◆ Given task ◆
Select all lines in the records that include "Koeficijent".
==== Excerpted data ====
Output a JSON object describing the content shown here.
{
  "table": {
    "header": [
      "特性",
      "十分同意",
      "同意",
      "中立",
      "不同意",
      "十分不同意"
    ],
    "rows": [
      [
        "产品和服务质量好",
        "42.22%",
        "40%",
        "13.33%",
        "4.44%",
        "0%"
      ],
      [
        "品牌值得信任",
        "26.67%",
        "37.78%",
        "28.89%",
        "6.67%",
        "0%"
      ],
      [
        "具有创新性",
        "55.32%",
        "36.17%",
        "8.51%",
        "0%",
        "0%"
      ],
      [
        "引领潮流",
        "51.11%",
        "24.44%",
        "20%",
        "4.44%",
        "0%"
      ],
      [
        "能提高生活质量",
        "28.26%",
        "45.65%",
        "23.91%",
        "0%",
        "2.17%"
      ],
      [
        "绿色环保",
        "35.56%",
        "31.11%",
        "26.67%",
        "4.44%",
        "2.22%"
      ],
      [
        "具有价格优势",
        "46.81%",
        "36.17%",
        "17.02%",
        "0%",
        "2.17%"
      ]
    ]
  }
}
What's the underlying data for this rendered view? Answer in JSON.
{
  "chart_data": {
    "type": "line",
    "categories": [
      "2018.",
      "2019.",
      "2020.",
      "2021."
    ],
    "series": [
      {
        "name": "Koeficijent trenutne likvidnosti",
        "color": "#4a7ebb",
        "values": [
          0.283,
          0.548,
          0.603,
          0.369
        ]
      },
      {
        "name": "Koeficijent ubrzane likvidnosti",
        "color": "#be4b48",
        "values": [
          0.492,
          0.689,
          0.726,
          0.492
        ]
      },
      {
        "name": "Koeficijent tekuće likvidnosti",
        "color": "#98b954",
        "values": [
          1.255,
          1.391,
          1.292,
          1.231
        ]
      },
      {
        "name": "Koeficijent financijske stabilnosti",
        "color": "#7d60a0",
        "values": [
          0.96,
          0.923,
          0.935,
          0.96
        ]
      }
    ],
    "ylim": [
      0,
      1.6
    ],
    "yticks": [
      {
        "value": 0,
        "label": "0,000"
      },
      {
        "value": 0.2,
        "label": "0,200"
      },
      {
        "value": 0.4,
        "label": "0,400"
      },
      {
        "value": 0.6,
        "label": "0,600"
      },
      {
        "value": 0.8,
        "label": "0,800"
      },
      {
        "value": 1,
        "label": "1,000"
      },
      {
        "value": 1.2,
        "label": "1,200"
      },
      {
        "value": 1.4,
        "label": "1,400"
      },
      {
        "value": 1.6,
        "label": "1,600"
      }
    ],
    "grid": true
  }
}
====
◆ Answer to the task ◆
        "name": "Koeficijent trenutne likvidnosti",
        "name": "Koeficijent ubrzane likvidnosti",
        "name": "Koeficijent tekuće likvidnosti",
        "name": "Koeficijent financijske stabilnosti",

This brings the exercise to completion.